RECORD EXTRACTS:
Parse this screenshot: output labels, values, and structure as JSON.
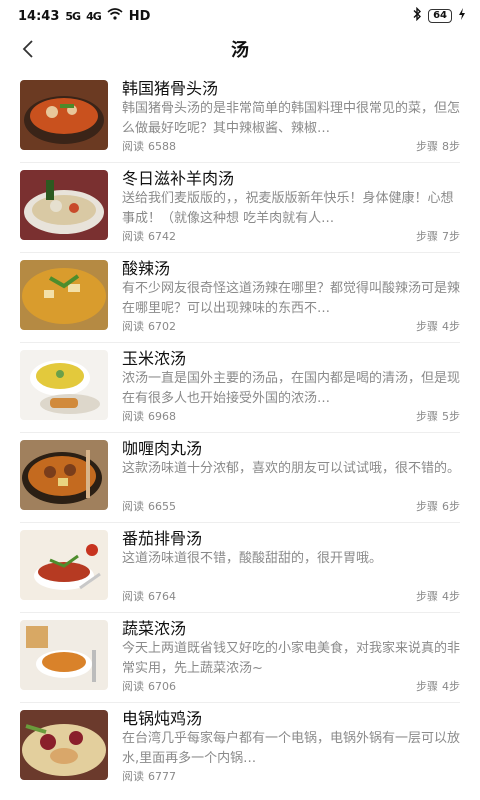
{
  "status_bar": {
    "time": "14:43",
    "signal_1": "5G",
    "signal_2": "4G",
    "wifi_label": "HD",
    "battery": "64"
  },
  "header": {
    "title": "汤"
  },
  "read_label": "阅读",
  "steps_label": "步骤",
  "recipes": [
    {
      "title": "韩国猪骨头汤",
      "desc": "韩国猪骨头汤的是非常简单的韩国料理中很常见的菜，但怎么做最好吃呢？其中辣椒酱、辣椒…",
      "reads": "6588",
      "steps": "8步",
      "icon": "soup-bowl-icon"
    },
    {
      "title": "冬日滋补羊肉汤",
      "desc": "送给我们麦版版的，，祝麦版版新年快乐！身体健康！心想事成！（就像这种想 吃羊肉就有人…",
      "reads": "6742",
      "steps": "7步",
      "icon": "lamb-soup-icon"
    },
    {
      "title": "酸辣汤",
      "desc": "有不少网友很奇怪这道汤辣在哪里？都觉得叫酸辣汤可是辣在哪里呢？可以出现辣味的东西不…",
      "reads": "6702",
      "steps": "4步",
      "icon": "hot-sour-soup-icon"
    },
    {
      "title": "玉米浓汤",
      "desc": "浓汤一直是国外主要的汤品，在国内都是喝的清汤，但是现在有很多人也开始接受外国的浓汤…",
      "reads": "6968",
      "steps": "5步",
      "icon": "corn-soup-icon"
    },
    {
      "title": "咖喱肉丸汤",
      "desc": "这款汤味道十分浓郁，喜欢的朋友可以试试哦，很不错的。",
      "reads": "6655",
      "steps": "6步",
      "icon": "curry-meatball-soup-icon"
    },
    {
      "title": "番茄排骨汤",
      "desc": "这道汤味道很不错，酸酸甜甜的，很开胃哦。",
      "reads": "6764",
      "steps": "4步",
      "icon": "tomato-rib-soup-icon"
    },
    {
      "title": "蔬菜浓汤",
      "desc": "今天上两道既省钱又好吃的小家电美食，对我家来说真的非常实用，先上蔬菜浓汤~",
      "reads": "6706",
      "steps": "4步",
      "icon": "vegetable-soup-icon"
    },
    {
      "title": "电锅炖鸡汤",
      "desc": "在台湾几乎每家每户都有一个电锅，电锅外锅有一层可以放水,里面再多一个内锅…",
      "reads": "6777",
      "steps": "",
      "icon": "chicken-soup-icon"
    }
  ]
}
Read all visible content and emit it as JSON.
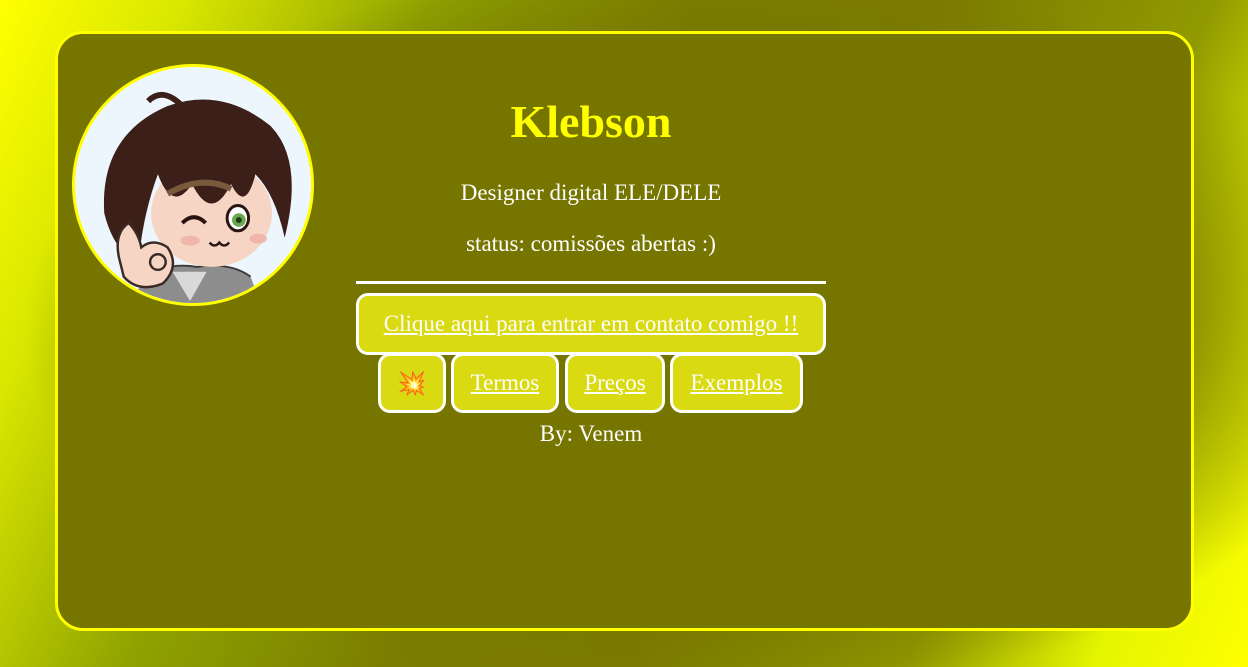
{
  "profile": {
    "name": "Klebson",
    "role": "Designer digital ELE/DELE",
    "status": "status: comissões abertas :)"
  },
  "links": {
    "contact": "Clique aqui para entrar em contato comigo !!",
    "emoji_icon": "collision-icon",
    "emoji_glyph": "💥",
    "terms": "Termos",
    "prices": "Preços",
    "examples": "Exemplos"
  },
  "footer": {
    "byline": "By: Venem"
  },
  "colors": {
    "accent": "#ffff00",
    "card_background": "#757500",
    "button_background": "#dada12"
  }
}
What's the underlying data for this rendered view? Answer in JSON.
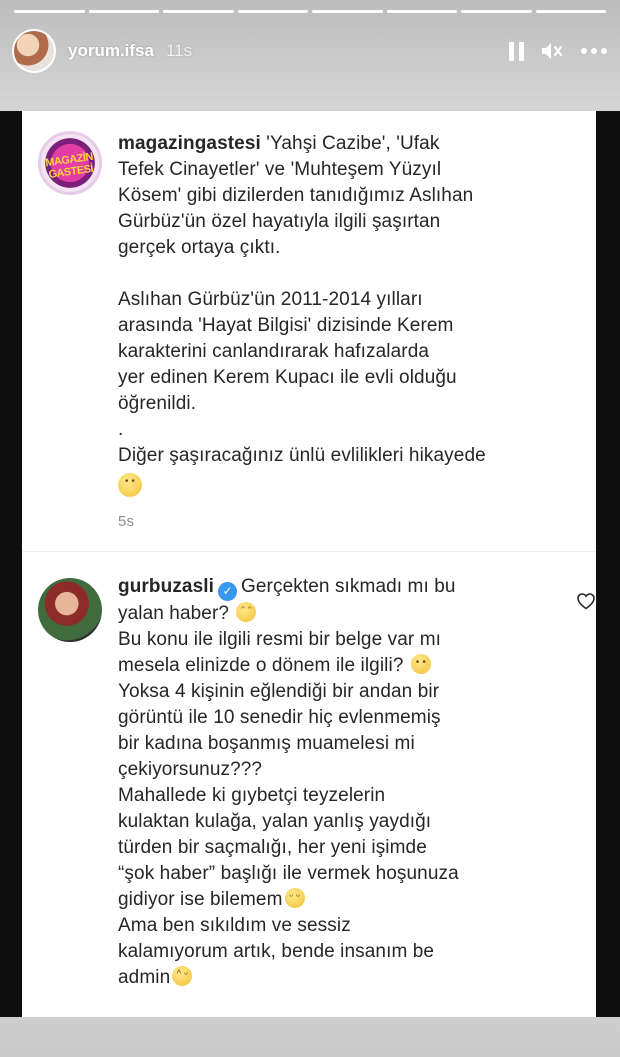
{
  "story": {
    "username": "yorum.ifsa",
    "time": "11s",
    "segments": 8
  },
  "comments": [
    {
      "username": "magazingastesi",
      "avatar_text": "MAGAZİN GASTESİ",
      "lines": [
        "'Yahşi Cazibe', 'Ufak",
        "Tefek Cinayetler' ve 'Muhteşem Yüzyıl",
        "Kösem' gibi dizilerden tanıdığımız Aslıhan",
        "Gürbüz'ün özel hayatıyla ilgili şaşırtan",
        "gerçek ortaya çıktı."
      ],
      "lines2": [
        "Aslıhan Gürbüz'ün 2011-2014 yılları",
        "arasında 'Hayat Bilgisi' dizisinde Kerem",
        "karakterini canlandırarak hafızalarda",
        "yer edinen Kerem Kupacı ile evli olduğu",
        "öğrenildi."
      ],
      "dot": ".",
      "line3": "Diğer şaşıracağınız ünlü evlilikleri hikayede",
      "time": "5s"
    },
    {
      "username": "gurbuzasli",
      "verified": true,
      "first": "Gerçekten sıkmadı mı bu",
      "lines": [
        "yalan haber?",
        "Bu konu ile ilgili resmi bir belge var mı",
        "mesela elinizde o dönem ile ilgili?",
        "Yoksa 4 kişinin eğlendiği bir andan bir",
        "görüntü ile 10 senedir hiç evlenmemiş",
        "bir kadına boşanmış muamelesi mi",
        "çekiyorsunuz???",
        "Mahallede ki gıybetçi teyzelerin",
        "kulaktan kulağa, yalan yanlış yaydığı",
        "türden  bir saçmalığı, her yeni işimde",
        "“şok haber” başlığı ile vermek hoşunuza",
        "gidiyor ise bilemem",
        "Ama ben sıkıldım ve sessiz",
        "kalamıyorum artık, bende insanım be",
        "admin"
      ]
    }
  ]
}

GOAL:
Without including any pictures, print all of the material exactly as given.

ANSWER BELOW:
Parse this screenshot: output labels, values, and structure as JSON.
{
  "status_bar": {
    "time": "14:43",
    "signal_1": "5G",
    "signal_2": "4G",
    "wifi_label": "HD",
    "battery": "64"
  },
  "header": {
    "title": "汤"
  },
  "read_label": "阅读",
  "steps_label": "步骤",
  "recipes": [
    {
      "title": "韩国猪骨头汤",
      "desc": "韩国猪骨头汤的是非常简单的韩国料理中很常见的菜，但怎么做最好吃呢？其中辣椒酱、辣椒…",
      "reads": "6588",
      "steps": "8步",
      "icon": "soup-bowl-icon"
    },
    {
      "title": "冬日滋补羊肉汤",
      "desc": "送给我们麦版版的，，祝麦版版新年快乐！身体健康！心想事成！（就像这种想 吃羊肉就有人…",
      "reads": "6742",
      "steps": "7步",
      "icon": "lamb-soup-icon"
    },
    {
      "title": "酸辣汤",
      "desc": "有不少网友很奇怪这道汤辣在哪里？都觉得叫酸辣汤可是辣在哪里呢？可以出现辣味的东西不…",
      "reads": "6702",
      "steps": "4步",
      "icon": "hot-sour-soup-icon"
    },
    {
      "title": "玉米浓汤",
      "desc": "浓汤一直是国外主要的汤品，在国内都是喝的清汤，但是现在有很多人也开始接受外国的浓汤…",
      "reads": "6968",
      "steps": "5步",
      "icon": "corn-soup-icon"
    },
    {
      "title": "咖喱肉丸汤",
      "desc": "这款汤味道十分浓郁，喜欢的朋友可以试试哦，很不错的。",
      "reads": "6655",
      "steps": "6步",
      "icon": "curry-meatball-soup-icon"
    },
    {
      "title": "番茄排骨汤",
      "desc": "这道汤味道很不错，酸酸甜甜的，很开胃哦。",
      "reads": "6764",
      "steps": "4步",
      "icon": "tomato-rib-soup-icon"
    },
    {
      "title": "蔬菜浓汤",
      "desc": "今天上两道既省钱又好吃的小家电美食，对我家来说真的非常实用，先上蔬菜浓汤~",
      "reads": "6706",
      "steps": "4步",
      "icon": "vegetable-soup-icon"
    },
    {
      "title": "电锅炖鸡汤",
      "desc": "在台湾几乎每家每户都有一个电锅，电锅外锅有一层可以放水,里面再多一个内锅…",
      "reads": "6777",
      "steps": "",
      "icon": "chicken-soup-icon"
    }
  ]
}
Read all visible content and emit it as JSON.
{
  "profile": {
    "name": "Klebson",
    "role": "Designer digital ELE/DELE",
    "status": "status: comissões abertas :)"
  },
  "links": {
    "contact": "Clique aqui para entrar em contato comigo !!",
    "emoji_icon": "collision-icon",
    "emoji_glyph": "💥",
    "terms": "Termos",
    "prices": "Preços",
    "examples": "Exemplos"
  },
  "footer": {
    "byline": "By: Venem"
  },
  "colors": {
    "accent": "#ffff00",
    "card_background": "#757500",
    "button_background": "#dada12"
  }
}
What's the underlying data for this rendered view? Answer in JSON.
{
  "story": {
    "username": "yorum.ifsa",
    "time": "11s",
    "segments": 8
  },
  "comments": [
    {
      "username": "magazingastesi",
      "avatar_text": "MAGAZİN GASTESİ",
      "lines": [
        "'Yahşi Cazibe', 'Ufak",
        "Tefek Cinayetler' ve 'Muhteşem Yüzyıl",
        "Kösem' gibi dizilerden tanıdığımız Aslıhan",
        "Gürbüz'ün özel hayatıyla ilgili şaşırtan",
        "gerçek ortaya çıktı."
      ],
      "lines2": [
        "Aslıhan Gürbüz'ün 2011-2014 yılları",
        "arasında 'Hayat Bilgisi' dizisinde Kerem",
        "karakterini canlandırarak hafızalarda",
        "yer edinen Kerem Kupacı ile evli olduğu",
        "öğrenildi."
      ],
      "dot": ".",
      "line3": "Diğer şaşıracağınız ünlü evlilikleri hikayede",
      "time": "5s"
    },
    {
      "username": "gurbuzasli",
      "verified": true,
      "first": "Gerçekten sıkmadı mı bu",
      "lines": [
        "yalan haber?",
        "Bu konu ile ilgili resmi bir belge var mı",
        "mesela elinizde o dönem ile ilgili?",
        "Yoksa 4 kişinin eğlendiği bir andan bir",
        "görüntü ile 10 senedir hiç evlenmemiş",
        "bir kadına boşanmış muamelesi mi",
        "çekiyorsunuz???",
        "Mahallede ki gıybetçi teyzelerin",
        "kulaktan kulağa, yalan yanlış yaydığı",
        "türden  bir saçmalığı, her yeni işimde",
        "“şok haber” başlığı ile vermek hoşunuza",
        "gidiyor ise bilemem",
        "Ama ben sıkıldım ve sessiz",
        "kalamıyorum artık, bende insanım be",
        "admin"
      ]
    }
  ]
}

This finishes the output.